BEGIN INPUT ROWS

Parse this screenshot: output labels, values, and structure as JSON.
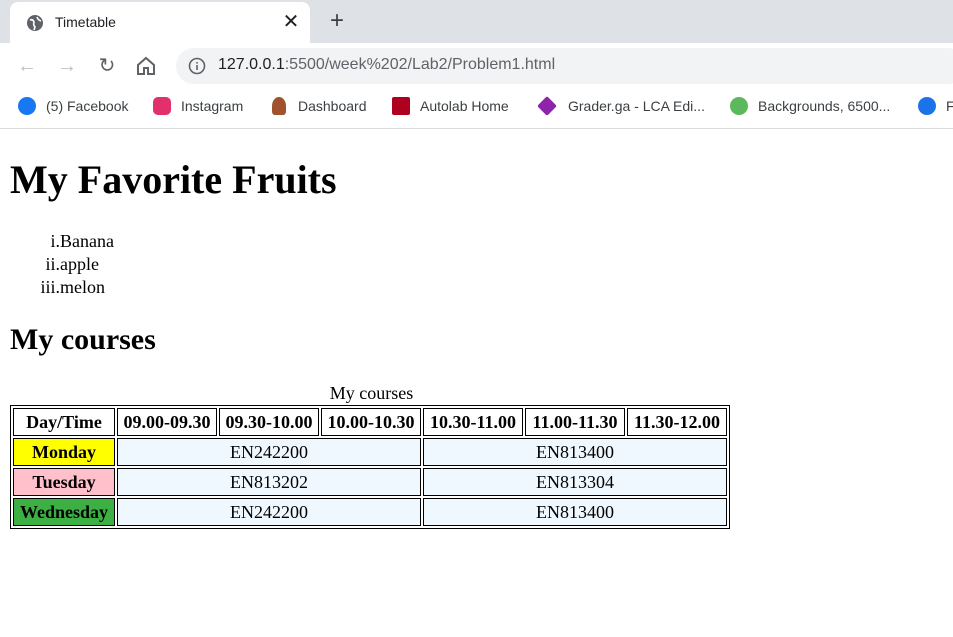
{
  "browser": {
    "tab": {
      "title": "Timetable",
      "icon": "globe-icon"
    },
    "toolbar": {
      "url_host": "127.0.0.1",
      "url_path": ":5500/week%202/Lab2/Problem1.html"
    },
    "bookmarks": [
      {
        "label": "(5) Facebook",
        "icon": "facebook-icon",
        "color": "#1877f2"
      },
      {
        "label": "Instagram",
        "icon": "instagram-icon",
        "color": "#e1306c"
      },
      {
        "label": "Dashboard",
        "icon": "dashboard-icon",
        "color": "#a0522d"
      },
      {
        "label": "Autolab Home",
        "icon": "autolab-icon",
        "color": "#b00020"
      },
      {
        "label": "Grader.ga - LCA Edi...",
        "icon": "grader-icon",
        "color": "#8e24aa"
      },
      {
        "label": "Backgrounds, 6500...",
        "icon": "backgrounds-icon",
        "color": "#5cb85c"
      },
      {
        "label": "F",
        "icon": "robot-icon",
        "color": "#1a73e8"
      }
    ]
  },
  "page": {
    "heading": "My Favorite Fruits",
    "fruits": [
      {
        "num": "i.",
        "text": "Banana"
      },
      {
        "num": "ii.",
        "text": "apple"
      },
      {
        "num": "iii.",
        "text": "melon"
      }
    ],
    "courses_heading": "My courses",
    "table": {
      "caption": "My courses",
      "headers": [
        "Day/Time",
        "09.00-09.30",
        "09.30-10.00",
        "10.00-10.30",
        "10.30-11.00",
        "11.00-11.30",
        "11.30-12.00"
      ],
      "rows": [
        {
          "day": "Monday",
          "color": "#ffff00",
          "slot1": "EN242200",
          "slot2": "EN813400"
        },
        {
          "day": "Tuesday",
          "color": "#ffc0cb",
          "slot1": "EN813202",
          "slot2": "EN813304"
        },
        {
          "day": "Wednesday",
          "color": "#3cb043",
          "slot1": "EN242200",
          "slot2": "EN813400"
        }
      ]
    }
  }
}
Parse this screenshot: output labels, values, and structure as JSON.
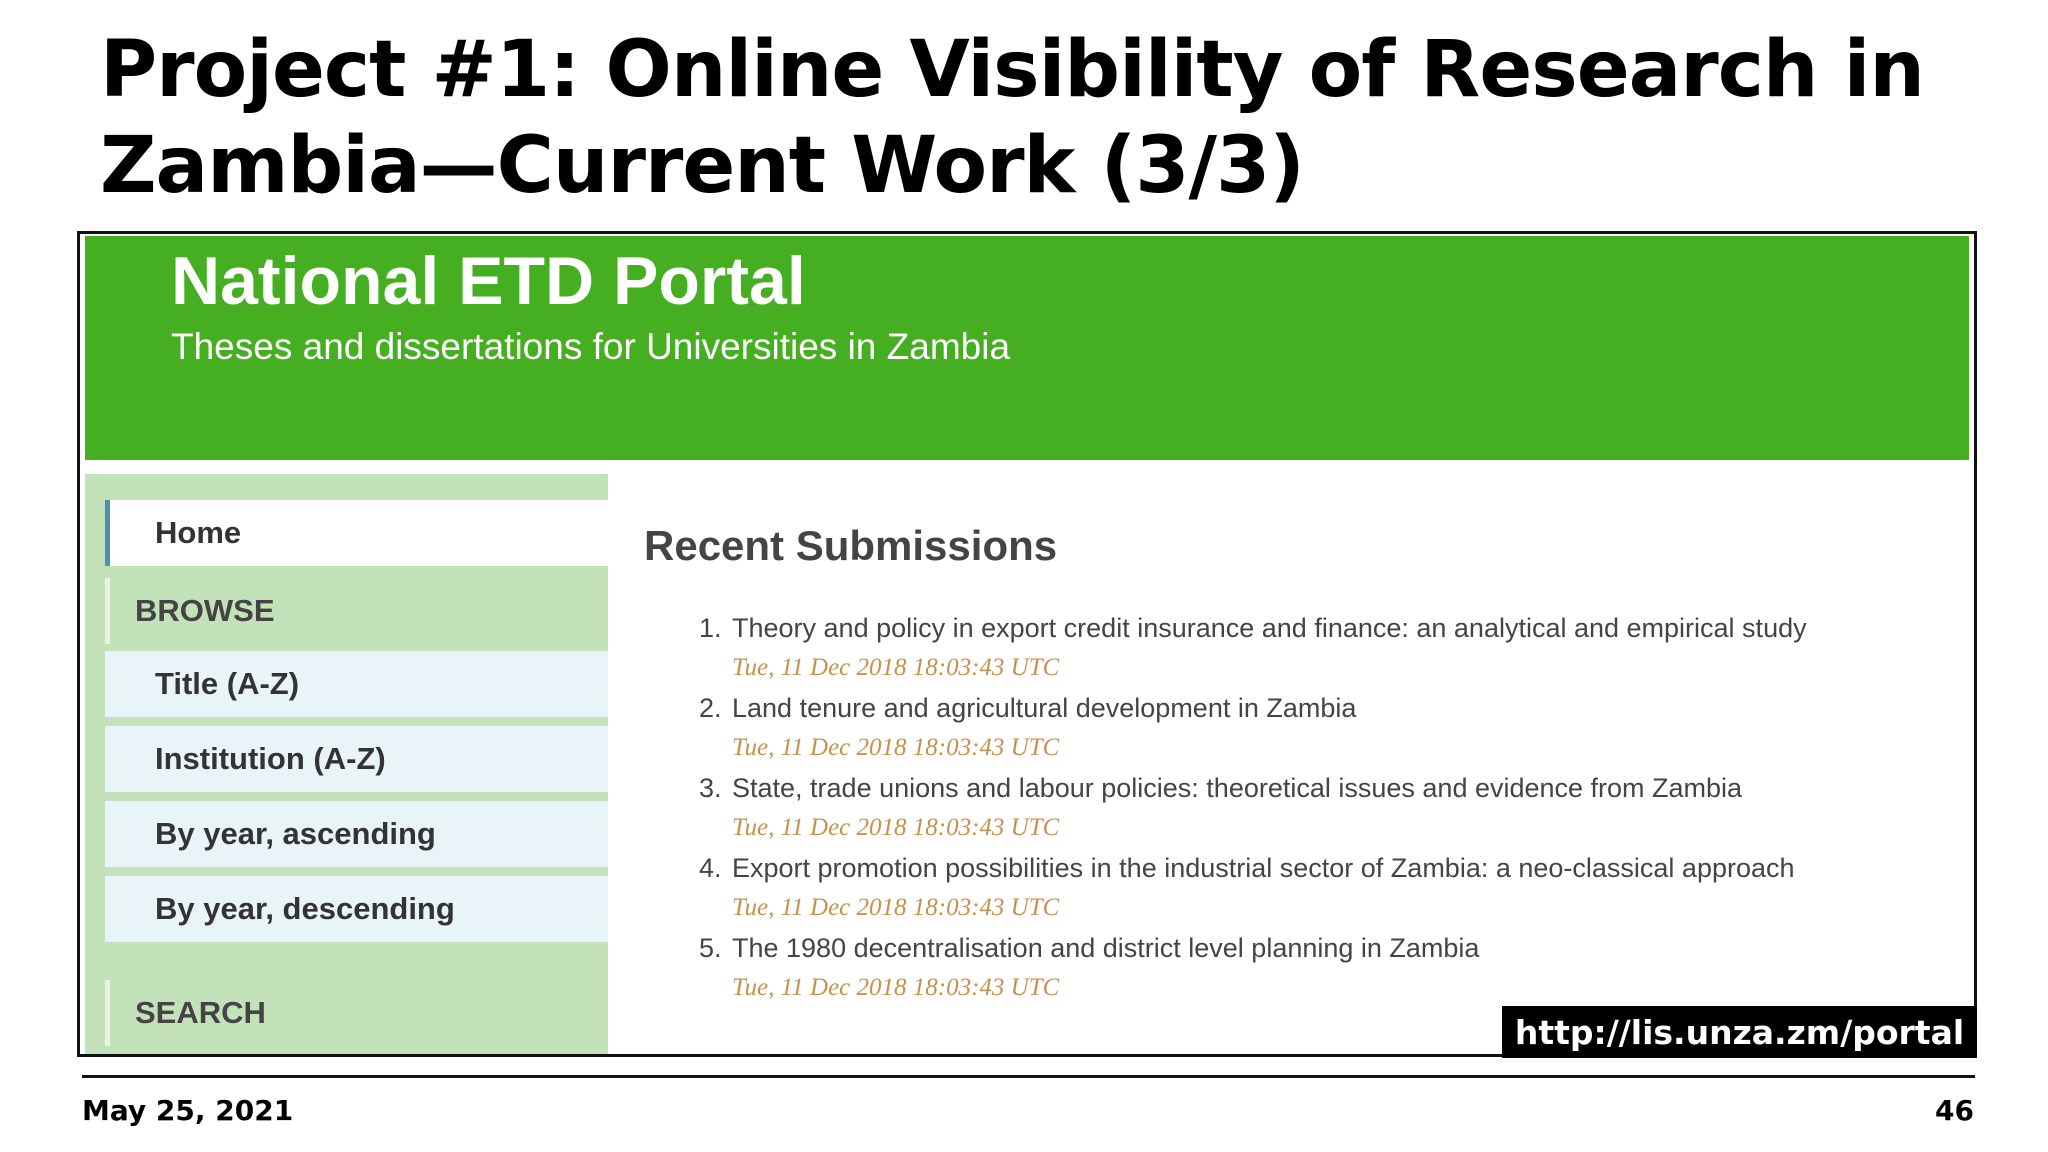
{
  "slide": {
    "title": "Project #1: Online Visibility of Research in Zambia—Current Work (3/3)",
    "footer_date": "May 25, 2021",
    "page_number": "46",
    "url_label": "http://lis.unza.zm/portal"
  },
  "portal": {
    "title": "National ETD Portal",
    "subtitle": "Theses and dissertations for Universities in Zambia",
    "header_color": "#45ae21",
    "sidebar_color": "#c4e2ba",
    "date_color": "#c98f4c"
  },
  "sidebar": {
    "home": "Home",
    "browse_heading": "BROWSE",
    "browse_items": [
      "Title (A-Z)",
      "Institution (A-Z)",
      "By year, ascending",
      "By year, descending"
    ],
    "search_heading": "SEARCH"
  },
  "main": {
    "heading": "Recent Submissions",
    "submissions": [
      {
        "num": "1.",
        "title": "Theory and policy in export credit insurance and finance: an analytical and empirical study",
        "date": "Tue, 11 Dec 2018 18:03:43 UTC"
      },
      {
        "num": "2.",
        "title": "Land tenure and agricultural development in Zambia",
        "date": "Tue, 11 Dec 2018 18:03:43 UTC"
      },
      {
        "num": "3.",
        "title": "State, trade unions and labour policies: theoretical issues and evidence from Zambia",
        "date": "Tue, 11 Dec 2018 18:03:43 UTC"
      },
      {
        "num": "4.",
        "title": "Export promotion possibilities in the industrial sector of Zambia: a neo-classical approach",
        "date": "Tue, 11 Dec 2018 18:03:43 UTC"
      },
      {
        "num": "5.",
        "title": "The 1980 decentralisation and district level planning in Zambia",
        "date": "Tue, 11 Dec 2018 18:03:43 UTC"
      }
    ]
  }
}
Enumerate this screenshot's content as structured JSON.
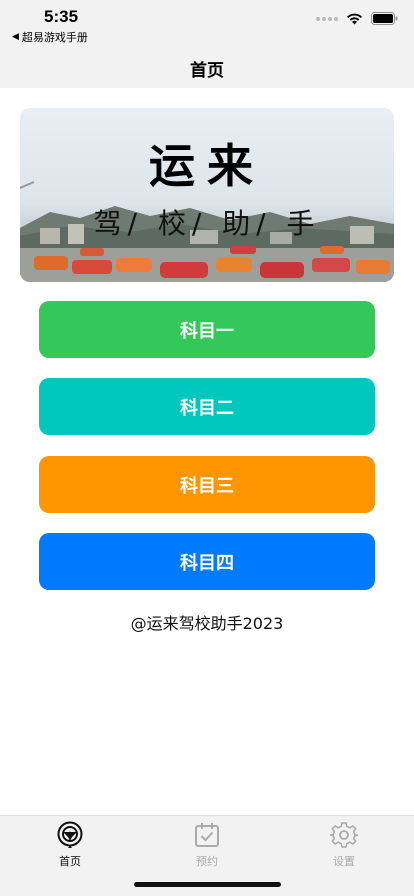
{
  "status_bar": {
    "time": "5:35",
    "back_app": "超易游戏手册"
  },
  "nav": {
    "title": "首页"
  },
  "banner": {
    "title": "运来",
    "subtitle": "驾/ 校/ 助/ 手"
  },
  "subjects": [
    {
      "label": "科目一",
      "color": "#34c759"
    },
    {
      "label": "科目二",
      "color": "#00c7be"
    },
    {
      "label": "科目三",
      "color": "#ff9500"
    },
    {
      "label": "科目四",
      "color": "#007aff"
    }
  ],
  "footer_credit": "@运来驾校助手2023",
  "tabs": [
    {
      "label": "首页",
      "icon": "steering-wheel-icon",
      "active": true
    },
    {
      "label": "预约",
      "icon": "calendar-check-icon",
      "active": false
    },
    {
      "label": "设置",
      "icon": "gear-icon",
      "active": false
    }
  ],
  "colors": {
    "tab_active": "#111111",
    "tab_inactive": "#aaaaaa"
  }
}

END INPUT ROWS

§ **EXERCISE DESCRIPTION**
Without the pictures, transcribe the listing above exactly.

§ **FULL RESPONSE**
Parse this screenshot: output labels, values, and structure as JSON.
{
  "browser": {
    "tab": {
      "title": "Timetable",
      "icon": "globe-icon"
    },
    "toolbar": {
      "url_host": "127.0.0.1",
      "url_path": ":5500/week%202/Lab2/Problem1.html"
    },
    "bookmarks": [
      {
        "label": "(5) Facebook",
        "icon": "facebook-icon",
        "color": "#1877f2"
      },
      {
        "label": "Instagram",
        "icon": "instagram-icon",
        "color": "#e1306c"
      },
      {
        "label": "Dashboard",
        "icon": "dashboard-icon",
        "color": "#a0522d"
      },
      {
        "label": "Autolab Home",
        "icon": "autolab-icon",
        "color": "#b00020"
      },
      {
        "label": "Grader.ga - LCA Edi...",
        "icon": "grader-icon",
        "color": "#8e24aa"
      },
      {
        "label": "Backgrounds, 6500...",
        "icon": "backgrounds-icon",
        "color": "#5cb85c"
      },
      {
        "label": "F",
        "icon": "robot-icon",
        "color": "#1a73e8"
      }
    ]
  },
  "page": {
    "heading": "My Favorite Fruits",
    "fruits": [
      {
        "num": "i.",
        "text": "Banana"
      },
      {
        "num": "ii.",
        "text": "apple"
      },
      {
        "num": "iii.",
        "text": "melon"
      }
    ],
    "courses_heading": "My courses",
    "table": {
      "caption": "My courses",
      "headers": [
        "Day/Time",
        "09.00-09.30",
        "09.30-10.00",
        "10.00-10.30",
        "10.30-11.00",
        "11.00-11.30",
        "11.30-12.00"
      ],
      "rows": [
        {
          "day": "Monday",
          "color": "#ffff00",
          "slot1": "EN242200",
          "slot2": "EN813400"
        },
        {
          "day": "Tuesday",
          "color": "#ffc0cb",
          "slot1": "EN813202",
          "slot2": "EN813304"
        },
        {
          "day": "Wednesday",
          "color": "#3cb043",
          "slot1": "EN242200",
          "slot2": "EN813400"
        }
      ]
    }
  }
}
Parse this screenshot: output labels, values, and structure as JSON.
{
  "slide": {
    "title": "Project #1: Online Visibility of Research in Zambia—Current Work (3/3)",
    "footer_date": "May 25, 2021",
    "page_number": "46",
    "url_label": "http://lis.unza.zm/portal"
  },
  "portal": {
    "title": "National ETD Portal",
    "subtitle": "Theses and dissertations for Universities in Zambia",
    "header_color": "#45ae21",
    "sidebar_color": "#c4e2ba",
    "date_color": "#c98f4c"
  },
  "sidebar": {
    "home": "Home",
    "browse_heading": "BROWSE",
    "browse_items": [
      "Title (A-Z)",
      "Institution (A-Z)",
      "By year, ascending",
      "By year, descending"
    ],
    "search_heading": "SEARCH"
  },
  "main": {
    "heading": "Recent Submissions",
    "submissions": [
      {
        "num": "1.",
        "title": "Theory and policy in export credit insurance and finance: an analytical and empirical study",
        "date": "Tue, 11 Dec 2018 18:03:43 UTC"
      },
      {
        "num": "2.",
        "title": "Land tenure and agricultural development in Zambia",
        "date": "Tue, 11 Dec 2018 18:03:43 UTC"
      },
      {
        "num": "3.",
        "title": "State, trade unions and labour policies: theoretical issues and evidence from Zambia",
        "date": "Tue, 11 Dec 2018 18:03:43 UTC"
      },
      {
        "num": "4.",
        "title": "Export promotion possibilities in the industrial sector of Zambia: a neo-classical approach",
        "date": "Tue, 11 Dec 2018 18:03:43 UTC"
      },
      {
        "num": "5.",
        "title": "The 1980 decentralisation and district level planning in Zambia",
        "date": "Tue, 11 Dec 2018 18:03:43 UTC"
      }
    ]
  }
}
Enumerate this screenshot's content as structured JSON.
{
  "status_bar": {
    "time": "5:35",
    "back_app": "超易游戏手册"
  },
  "nav": {
    "title": "首页"
  },
  "banner": {
    "title": "运来",
    "subtitle": "驾/ 校/ 助/ 手"
  },
  "subjects": [
    {
      "label": "科目一",
      "color": "#34c759"
    },
    {
      "label": "科目二",
      "color": "#00c7be"
    },
    {
      "label": "科目三",
      "color": "#ff9500"
    },
    {
      "label": "科目四",
      "color": "#007aff"
    }
  ],
  "footer_credit": "@运来驾校助手2023",
  "tabs": [
    {
      "label": "首页",
      "icon": "steering-wheel-icon",
      "active": true
    },
    {
      "label": "预约",
      "icon": "calendar-check-icon",
      "active": false
    },
    {
      "label": "设置",
      "icon": "gear-icon",
      "active": false
    }
  ],
  "colors": {
    "tab_active": "#111111",
    "tab_inactive": "#aaaaaa"
  }
}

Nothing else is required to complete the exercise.